(Dataset records of document pages)
_ _ _ _ _

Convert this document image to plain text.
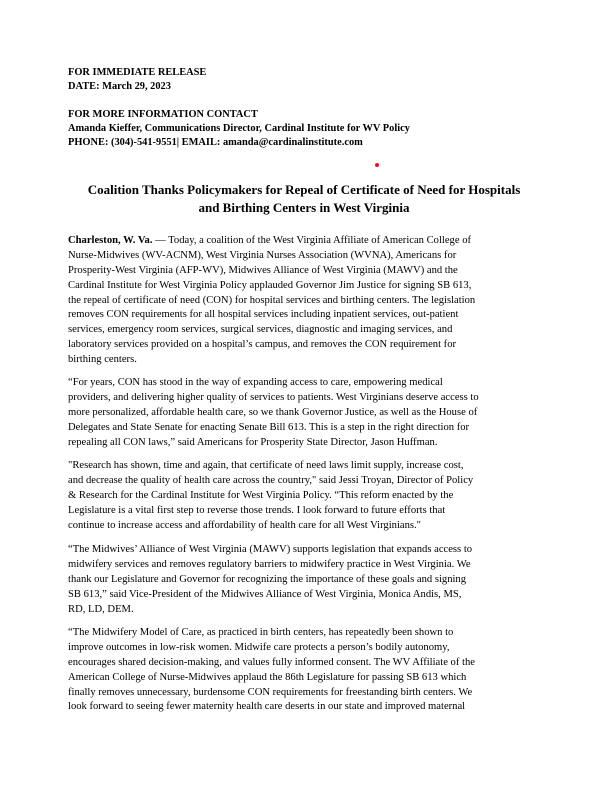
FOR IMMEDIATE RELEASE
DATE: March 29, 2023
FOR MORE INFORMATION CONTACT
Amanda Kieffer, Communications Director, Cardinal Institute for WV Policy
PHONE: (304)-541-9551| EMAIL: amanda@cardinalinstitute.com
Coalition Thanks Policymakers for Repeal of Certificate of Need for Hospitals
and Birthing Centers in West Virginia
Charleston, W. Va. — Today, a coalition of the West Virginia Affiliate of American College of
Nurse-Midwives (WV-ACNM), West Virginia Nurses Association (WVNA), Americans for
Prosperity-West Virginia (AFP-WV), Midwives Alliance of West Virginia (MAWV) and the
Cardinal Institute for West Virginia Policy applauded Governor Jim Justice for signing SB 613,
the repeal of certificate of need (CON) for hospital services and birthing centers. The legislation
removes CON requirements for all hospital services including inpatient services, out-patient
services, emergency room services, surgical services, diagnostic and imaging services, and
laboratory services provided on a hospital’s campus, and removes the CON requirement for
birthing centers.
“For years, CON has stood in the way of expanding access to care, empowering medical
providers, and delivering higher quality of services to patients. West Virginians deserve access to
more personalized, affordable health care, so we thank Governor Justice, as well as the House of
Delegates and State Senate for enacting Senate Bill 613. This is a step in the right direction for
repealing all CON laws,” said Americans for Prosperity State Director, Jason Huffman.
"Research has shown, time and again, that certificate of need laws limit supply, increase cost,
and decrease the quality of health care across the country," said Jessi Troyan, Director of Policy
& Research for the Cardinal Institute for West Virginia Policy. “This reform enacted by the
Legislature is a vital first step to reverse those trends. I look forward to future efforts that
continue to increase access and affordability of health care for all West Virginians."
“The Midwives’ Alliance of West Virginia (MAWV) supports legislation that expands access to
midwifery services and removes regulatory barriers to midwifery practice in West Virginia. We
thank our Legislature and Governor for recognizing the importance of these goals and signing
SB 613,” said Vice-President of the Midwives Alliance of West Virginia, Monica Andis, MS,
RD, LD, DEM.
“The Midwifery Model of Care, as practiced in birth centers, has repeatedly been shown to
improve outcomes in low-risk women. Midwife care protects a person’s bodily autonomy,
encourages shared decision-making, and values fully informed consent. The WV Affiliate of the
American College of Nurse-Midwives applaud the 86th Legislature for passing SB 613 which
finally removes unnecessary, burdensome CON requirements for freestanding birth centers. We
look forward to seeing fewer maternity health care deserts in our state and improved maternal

_ _ _ _ _

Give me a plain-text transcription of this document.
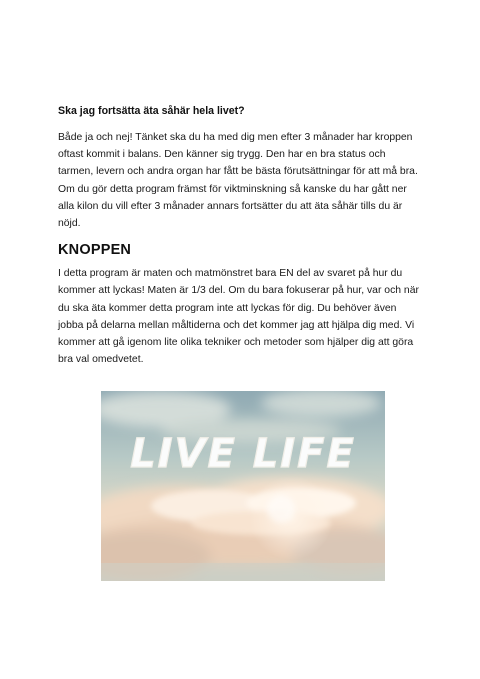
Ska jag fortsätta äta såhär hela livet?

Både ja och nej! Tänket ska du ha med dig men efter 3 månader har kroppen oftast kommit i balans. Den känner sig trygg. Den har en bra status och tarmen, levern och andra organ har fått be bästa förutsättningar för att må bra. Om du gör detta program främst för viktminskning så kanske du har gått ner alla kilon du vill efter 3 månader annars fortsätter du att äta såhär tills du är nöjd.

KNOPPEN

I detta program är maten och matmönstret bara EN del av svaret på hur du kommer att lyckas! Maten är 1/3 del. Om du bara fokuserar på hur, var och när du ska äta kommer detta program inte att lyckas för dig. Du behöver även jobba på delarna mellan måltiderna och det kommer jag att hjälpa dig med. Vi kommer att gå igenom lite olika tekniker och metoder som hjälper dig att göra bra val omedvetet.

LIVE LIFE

_ _ _ _ _

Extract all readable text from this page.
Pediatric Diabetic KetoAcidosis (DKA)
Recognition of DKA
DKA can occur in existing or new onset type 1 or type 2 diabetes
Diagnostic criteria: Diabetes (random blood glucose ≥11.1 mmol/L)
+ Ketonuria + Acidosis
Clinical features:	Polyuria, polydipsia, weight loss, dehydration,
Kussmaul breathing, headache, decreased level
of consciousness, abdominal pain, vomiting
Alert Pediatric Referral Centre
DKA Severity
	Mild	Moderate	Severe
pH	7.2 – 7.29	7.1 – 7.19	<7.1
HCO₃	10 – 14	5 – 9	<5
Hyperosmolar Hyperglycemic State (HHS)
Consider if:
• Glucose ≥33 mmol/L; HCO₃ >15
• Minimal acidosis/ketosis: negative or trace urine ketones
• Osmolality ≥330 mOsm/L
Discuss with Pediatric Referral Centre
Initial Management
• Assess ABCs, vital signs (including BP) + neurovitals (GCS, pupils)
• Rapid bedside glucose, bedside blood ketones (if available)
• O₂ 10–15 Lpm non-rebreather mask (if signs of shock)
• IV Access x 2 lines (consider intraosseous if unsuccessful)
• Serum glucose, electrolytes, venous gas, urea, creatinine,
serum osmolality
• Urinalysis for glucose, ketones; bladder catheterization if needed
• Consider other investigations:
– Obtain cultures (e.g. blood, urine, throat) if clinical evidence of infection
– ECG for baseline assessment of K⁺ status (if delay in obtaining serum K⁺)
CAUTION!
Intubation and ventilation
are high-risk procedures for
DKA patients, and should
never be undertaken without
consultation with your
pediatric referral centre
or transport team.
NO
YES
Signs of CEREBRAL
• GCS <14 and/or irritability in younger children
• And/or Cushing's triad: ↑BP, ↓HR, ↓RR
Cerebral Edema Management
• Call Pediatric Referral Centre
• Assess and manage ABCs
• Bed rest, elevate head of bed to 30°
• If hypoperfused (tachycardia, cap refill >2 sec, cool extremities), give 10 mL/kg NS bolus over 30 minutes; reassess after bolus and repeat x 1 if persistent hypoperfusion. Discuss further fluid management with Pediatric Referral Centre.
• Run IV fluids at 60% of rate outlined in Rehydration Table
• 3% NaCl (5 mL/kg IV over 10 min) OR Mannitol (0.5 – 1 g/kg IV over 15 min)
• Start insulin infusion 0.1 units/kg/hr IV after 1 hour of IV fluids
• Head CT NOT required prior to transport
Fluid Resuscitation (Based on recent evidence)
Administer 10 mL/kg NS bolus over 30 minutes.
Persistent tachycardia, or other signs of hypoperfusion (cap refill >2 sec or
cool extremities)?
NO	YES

_ _ _ _ _

### WHAT YOU HAVE TO DO
Show the lines above with "MAWV".

### EXPECTED ANSWER
Prosperity-West Virginia (AFP-WV), Midwives Alliance of West Virginia (MAWV) and the
“The Midwives’ Alliance of West Virginia (MAWV) supports legislation that expands access to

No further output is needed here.